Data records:
■ ■ ■ ■ ■ ■ ■

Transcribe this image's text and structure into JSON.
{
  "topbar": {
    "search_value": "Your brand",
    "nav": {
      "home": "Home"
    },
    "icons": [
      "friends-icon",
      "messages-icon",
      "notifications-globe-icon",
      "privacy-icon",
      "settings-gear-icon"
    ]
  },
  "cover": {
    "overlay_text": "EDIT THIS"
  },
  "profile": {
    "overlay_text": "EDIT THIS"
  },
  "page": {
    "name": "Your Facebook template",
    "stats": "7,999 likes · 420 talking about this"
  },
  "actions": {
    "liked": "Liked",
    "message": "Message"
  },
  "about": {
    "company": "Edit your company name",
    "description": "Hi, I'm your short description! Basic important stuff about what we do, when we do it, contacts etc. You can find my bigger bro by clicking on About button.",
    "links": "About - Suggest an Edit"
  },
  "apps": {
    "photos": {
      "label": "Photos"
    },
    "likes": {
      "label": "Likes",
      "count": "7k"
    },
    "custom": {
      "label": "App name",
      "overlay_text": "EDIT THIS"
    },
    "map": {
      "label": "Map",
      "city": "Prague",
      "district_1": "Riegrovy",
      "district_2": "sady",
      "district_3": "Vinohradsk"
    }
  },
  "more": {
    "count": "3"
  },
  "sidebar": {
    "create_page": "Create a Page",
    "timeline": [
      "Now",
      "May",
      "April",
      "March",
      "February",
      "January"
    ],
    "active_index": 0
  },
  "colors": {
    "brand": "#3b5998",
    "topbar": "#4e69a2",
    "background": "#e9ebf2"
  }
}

■ ■ ■ ■ ■ ■ ■

● **Exercise**: Reproduce each entry above exactly, keeping every word.

● **Solution for this exercise**:
Transcribe this image's text and structure into JSON.
{
  "topbar": {
    "search_value": "Your brand",
    "nav": {
      "home": "Home"
    },
    "icons": [
      "friends-icon",
      "messages-icon",
      "notifications-globe-icon",
      "privacy-icon",
      "settings-gear-icon"
    ]
  },
  "cover": {
    "overlay_text": "EDIT THIS"
  },
  "profile": {
    "overlay_text": "EDIT THIS"
  },
  "page": {
    "name": "Your Facebook template",
    "stats": "7,999 likes · 420 talking about this"
  },
  "actions": {
    "liked": "Liked",
    "message": "Message"
  },
  "about": {
    "company": "Edit your company name",
    "description": "Hi, I'm your short description! Basic important stuff about what we do, when we do it, contacts etc. You can find my bigger bro by clicking on About button.",
    "links": "About - Suggest an Edit"
  },
  "apps": {
    "photos": {
      "label": "Photos"
    },
    "likes": {
      "label": "Likes",
      "count": "7k"
    },
    "custom": {
      "label": "App name",
      "overlay_text": "EDIT THIS"
    },
    "map": {
      "label": "Map",
      "city": "Prague",
      "district_1": "Riegrovy",
      "district_2": "sady",
      "district_3": "Vinohradsk"
    }
  },
  "more": {
    "count": "3"
  },
  "sidebar": {
    "create_page": "Create a Page",
    "timeline": [
      "Now",
      "May",
      "April",
      "March",
      "February",
      "January"
    ],
    "active_index": 0
  },
  "colors": {
    "brand": "#3b5998",
    "topbar": "#4e69a2",
    "background": "#e9ebf2"
  }
}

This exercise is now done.